→ Goal
Write the material out again exactly.

>> begin Data rows

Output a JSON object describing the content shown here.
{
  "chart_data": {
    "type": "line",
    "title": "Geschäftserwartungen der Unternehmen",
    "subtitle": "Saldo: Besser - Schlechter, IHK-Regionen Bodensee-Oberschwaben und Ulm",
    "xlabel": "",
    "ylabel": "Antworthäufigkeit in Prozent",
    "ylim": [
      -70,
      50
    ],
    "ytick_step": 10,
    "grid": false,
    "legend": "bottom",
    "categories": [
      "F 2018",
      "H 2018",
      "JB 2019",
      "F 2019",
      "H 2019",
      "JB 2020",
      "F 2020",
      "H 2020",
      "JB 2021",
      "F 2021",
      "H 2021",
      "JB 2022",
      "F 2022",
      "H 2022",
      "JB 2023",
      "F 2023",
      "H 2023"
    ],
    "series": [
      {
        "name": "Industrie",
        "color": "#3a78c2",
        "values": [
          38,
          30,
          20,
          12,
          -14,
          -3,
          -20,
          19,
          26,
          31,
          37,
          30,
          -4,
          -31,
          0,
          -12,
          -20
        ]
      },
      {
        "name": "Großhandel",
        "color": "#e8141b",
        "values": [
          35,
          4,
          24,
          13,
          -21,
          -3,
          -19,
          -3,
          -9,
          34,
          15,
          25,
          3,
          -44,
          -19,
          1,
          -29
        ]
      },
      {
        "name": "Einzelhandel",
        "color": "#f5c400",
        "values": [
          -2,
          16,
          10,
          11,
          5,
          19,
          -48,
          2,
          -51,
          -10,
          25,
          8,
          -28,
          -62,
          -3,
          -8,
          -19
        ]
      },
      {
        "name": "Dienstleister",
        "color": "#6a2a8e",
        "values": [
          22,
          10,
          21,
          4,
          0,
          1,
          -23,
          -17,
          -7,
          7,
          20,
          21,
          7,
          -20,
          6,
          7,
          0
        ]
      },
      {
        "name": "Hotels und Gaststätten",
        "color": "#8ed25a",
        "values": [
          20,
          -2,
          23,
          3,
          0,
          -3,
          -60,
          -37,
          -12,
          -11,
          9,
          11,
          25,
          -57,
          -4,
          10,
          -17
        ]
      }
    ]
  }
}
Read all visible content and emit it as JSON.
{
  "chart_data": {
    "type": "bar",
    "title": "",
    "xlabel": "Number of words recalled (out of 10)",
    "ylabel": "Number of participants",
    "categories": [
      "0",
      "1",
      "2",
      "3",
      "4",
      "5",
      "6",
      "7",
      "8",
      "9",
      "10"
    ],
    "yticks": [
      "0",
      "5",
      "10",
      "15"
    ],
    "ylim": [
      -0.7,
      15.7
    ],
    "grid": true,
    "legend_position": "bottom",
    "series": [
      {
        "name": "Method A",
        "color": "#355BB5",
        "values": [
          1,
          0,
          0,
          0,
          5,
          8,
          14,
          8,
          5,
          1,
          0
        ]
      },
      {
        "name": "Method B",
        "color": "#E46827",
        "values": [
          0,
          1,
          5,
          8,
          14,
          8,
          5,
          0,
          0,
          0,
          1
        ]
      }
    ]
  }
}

>> end Data rows

→ Task response
Output a JSON object describing the content shown here.
{
  "chart_data": {
    "type": "line",
    "title": "Geschäftserwartungen der Unternehmen",
    "subtitle": "Saldo: Besser - Schlechter, IHK-Regionen Bodensee-Oberschwaben und Ulm",
    "xlabel": "",
    "ylabel": "Antworthäufigkeit in Prozent",
    "ylim": [
      -70,
      50
    ],
    "ytick_step": 10,
    "grid": false,
    "legend": "bottom",
    "categories": [
      "F 2018",
      "H 2018",
      "JB 2019",
      "F 2019",
      "H 2019",
      "JB 2020",
      "F 2020",
      "H 2020",
      "JB 2021",
      "F 2021",
      "H 2021",
      "JB 2022",
      "F 2022",
      "H 2022",
      "JB 2023",
      "F 2023",
      "H 2023"
    ],
    "series": [
      {
        "name": "Industrie",
        "color": "#3a78c2",
        "values": [
          38,
          30,
          20,
          12,
          -14,
          -3,
          -20,
          19,
          26,
          31,
          37,
          30,
          -4,
          -31,
          0,
          -12,
          -20
        ]
      },
      {
        "name": "Großhandel",
        "color": "#e8141b",
        "values": [
          35,
          4,
          24,
          13,
          -21,
          -3,
          -19,
          -3,
          -9,
          34,
          15,
          25,
          3,
          -44,
          -19,
          1,
          -29
        ]
      },
      {
        "name": "Einzelhandel",
        "color": "#f5c400",
        "values": [
          -2,
          16,
          10,
          11,
          5,
          19,
          -48,
          2,
          -51,
          -10,
          25,
          8,
          -28,
          -62,
          -3,
          -8,
          -19
        ]
      },
      {
        "name": "Dienstleister",
        "color": "#6a2a8e",
        "values": [
          22,
          10,
          21,
          4,
          0,
          1,
          -23,
          -17,
          -7,
          7,
          20,
          21,
          7,
          -20,
          6,
          7,
          0
        ]
      },
      {
        "name": "Hotels und Gaststätten",
        "color": "#8ed25a",
        "values": [
          20,
          -2,
          23,
          3,
          0,
          -3,
          -60,
          -37,
          -12,
          -11,
          9,
          11,
          25,
          -57,
          -4,
          10,
          -17
        ]
      }
    ]
  }
}
Read all visible content and emit it as JSON.
{
  "chart_data": {
    "type": "bar",
    "title": "",
    "xlabel": "Number of words recalled (out of 10)",
    "ylabel": "Number of participants",
    "categories": [
      "0",
      "1",
      "2",
      "3",
      "4",
      "5",
      "6",
      "7",
      "8",
      "9",
      "10"
    ],
    "yticks": [
      "0",
      "5",
      "10",
      "15"
    ],
    "ylim": [
      -0.7,
      15.7
    ],
    "grid": true,
    "legend_position": "bottom",
    "series": [
      {
        "name": "Method A",
        "color": "#355BB5",
        "values": [
          1,
          0,
          0,
          0,
          5,
          8,
          14,
          8,
          5,
          1,
          0
        ]
      },
      {
        "name": "Method B",
        "color": "#E46827",
        "values": [
          0,
          1,
          5,
          8,
          14,
          8,
          5,
          0,
          0,
          0,
          1
        ]
      }
    ]
  }
}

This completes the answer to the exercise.